* DIRECTIVE *
Pull out every line in the listing below that contains the word "last".
━━━ DATASET EXCERPTS ━━━
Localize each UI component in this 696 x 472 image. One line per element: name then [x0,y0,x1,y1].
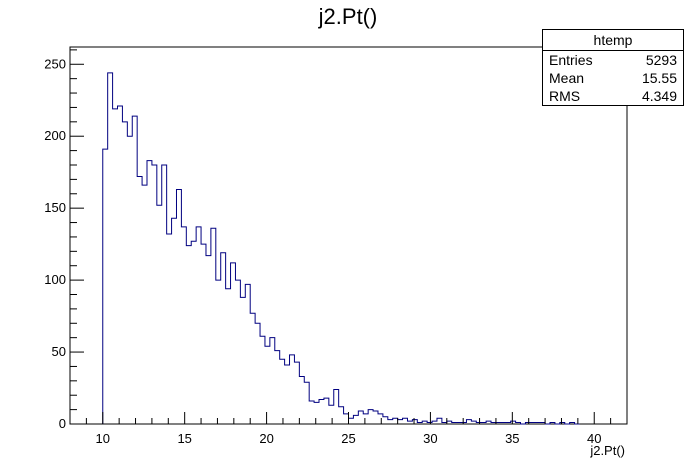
━━━
━━━ DATASET EXCERPTS ━━━
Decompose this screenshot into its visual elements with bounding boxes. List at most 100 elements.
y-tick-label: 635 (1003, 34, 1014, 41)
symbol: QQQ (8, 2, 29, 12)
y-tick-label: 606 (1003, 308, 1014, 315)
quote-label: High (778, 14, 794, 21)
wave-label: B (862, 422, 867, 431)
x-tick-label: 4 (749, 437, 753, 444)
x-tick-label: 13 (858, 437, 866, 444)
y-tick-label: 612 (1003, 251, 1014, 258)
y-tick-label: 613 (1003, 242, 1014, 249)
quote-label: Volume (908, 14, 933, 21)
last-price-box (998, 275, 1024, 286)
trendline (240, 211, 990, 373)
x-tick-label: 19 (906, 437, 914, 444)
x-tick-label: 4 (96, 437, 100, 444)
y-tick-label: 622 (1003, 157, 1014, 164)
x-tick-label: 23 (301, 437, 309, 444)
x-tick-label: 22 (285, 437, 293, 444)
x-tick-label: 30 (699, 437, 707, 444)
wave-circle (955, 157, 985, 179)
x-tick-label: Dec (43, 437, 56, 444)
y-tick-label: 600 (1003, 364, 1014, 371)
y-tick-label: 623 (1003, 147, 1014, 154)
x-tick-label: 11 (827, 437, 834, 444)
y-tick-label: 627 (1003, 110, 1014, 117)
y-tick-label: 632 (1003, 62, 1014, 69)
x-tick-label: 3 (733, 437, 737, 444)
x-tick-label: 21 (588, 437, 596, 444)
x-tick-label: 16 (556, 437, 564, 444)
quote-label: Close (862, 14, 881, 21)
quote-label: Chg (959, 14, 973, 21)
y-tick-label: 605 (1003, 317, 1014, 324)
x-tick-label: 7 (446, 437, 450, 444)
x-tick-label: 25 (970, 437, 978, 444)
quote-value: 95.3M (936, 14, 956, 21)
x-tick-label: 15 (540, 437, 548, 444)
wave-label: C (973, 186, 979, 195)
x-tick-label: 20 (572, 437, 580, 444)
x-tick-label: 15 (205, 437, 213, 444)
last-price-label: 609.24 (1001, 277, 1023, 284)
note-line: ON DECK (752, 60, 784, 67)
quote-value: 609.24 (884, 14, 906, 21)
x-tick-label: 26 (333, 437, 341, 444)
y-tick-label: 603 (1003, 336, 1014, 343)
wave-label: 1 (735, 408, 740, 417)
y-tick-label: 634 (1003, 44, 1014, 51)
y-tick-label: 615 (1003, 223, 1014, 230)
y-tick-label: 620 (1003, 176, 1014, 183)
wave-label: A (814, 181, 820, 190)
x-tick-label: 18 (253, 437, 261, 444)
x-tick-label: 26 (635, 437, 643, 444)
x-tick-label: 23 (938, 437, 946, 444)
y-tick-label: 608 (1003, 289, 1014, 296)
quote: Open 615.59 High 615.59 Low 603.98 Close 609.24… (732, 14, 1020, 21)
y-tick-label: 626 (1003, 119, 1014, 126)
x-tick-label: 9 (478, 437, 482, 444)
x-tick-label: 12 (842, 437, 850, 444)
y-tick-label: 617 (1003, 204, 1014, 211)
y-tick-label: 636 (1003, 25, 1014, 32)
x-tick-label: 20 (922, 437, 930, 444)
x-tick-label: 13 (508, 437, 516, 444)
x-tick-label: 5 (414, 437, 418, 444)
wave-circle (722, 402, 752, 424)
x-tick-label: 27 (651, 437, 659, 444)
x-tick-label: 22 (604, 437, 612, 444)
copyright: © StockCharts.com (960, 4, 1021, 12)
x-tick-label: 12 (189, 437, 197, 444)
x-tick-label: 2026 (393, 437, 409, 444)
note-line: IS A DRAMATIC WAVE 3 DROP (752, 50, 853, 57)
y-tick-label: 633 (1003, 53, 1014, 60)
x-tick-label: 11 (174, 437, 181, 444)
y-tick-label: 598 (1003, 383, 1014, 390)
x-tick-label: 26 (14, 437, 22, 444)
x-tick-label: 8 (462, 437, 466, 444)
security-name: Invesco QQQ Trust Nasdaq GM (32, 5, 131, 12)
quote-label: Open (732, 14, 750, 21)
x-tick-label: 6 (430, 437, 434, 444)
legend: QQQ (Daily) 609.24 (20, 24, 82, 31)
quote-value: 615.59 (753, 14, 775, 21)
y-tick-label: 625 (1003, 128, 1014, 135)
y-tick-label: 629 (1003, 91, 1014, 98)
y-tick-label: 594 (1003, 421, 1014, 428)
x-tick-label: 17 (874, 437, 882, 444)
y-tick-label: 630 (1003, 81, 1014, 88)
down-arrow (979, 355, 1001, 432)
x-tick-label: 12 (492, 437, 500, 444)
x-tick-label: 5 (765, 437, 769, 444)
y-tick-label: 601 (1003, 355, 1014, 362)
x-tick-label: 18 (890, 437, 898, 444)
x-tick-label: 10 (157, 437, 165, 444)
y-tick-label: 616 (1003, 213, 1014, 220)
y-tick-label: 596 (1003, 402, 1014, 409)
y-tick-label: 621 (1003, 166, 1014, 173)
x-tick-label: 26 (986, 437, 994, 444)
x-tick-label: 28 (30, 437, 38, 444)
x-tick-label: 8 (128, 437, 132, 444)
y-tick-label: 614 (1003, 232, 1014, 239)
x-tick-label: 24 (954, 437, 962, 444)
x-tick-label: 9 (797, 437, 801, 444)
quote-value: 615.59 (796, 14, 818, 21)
━━━
* WRITTEN SOLUTION *
last-price-box (998, 275, 1024, 286)
last-price-label: 609.24 (1001, 277, 1023, 284)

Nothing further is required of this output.